Find the string "values" and gather every line that holds it.

BEGIN SUPPLIED RECORDS

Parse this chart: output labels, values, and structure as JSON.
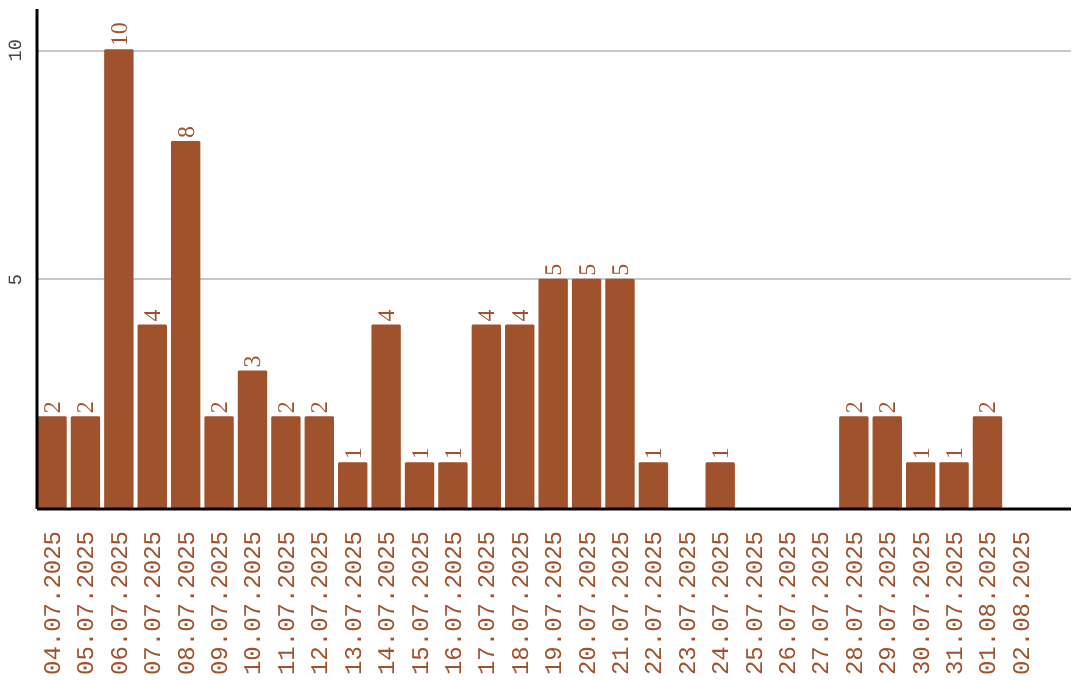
{
  "chart_data": {
    "type": "bar",
    "categories": [
      "04.07.2025",
      "05.07.2025",
      "06.07.2025",
      "07.07.2025",
      "08.07.2025",
      "09.07.2025",
      "10.07.2025",
      "11.07.2025",
      "12.07.2025",
      "13.07.2025",
      "14.07.2025",
      "15.07.2025",
      "16.07.2025",
      "17.07.2025",
      "18.07.2025",
      "19.07.2025",
      "20.07.2025",
      "21.07.2025",
      "22.07.2025",
      "23.07.2025",
      "24.07.2025",
      "25.07.2025",
      "26.07.2025",
      "27.07.2025",
      "28.07.2025",
      "29.07.2025",
      "30.07.2025",
      "31.07.2025",
      "01.08.2025",
      "02.08.2025"
    ],
    "values": [
      2,
      2,
      10,
      4,
      8,
      2,
      3,
      2,
      2,
      1,
      4,
      1,
      1,
      4,
      4,
      5,
      5,
      5,
      1,
      null,
      1,
      null,
      null,
      null,
      2,
      2,
      1,
      1,
      2,
      null
    ],
    "color": "#a0522d",
    "ylim": [
      0,
      10.9
    ],
    "yticks": [
      5,
      10
    ],
    "grid": "y",
    "data_labels": true
  }
}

END SUPPLIED RECORDS

§ **TASK OUTPUT**:
Parse this chart: output labels, values, and structure as JSON.
    "values": [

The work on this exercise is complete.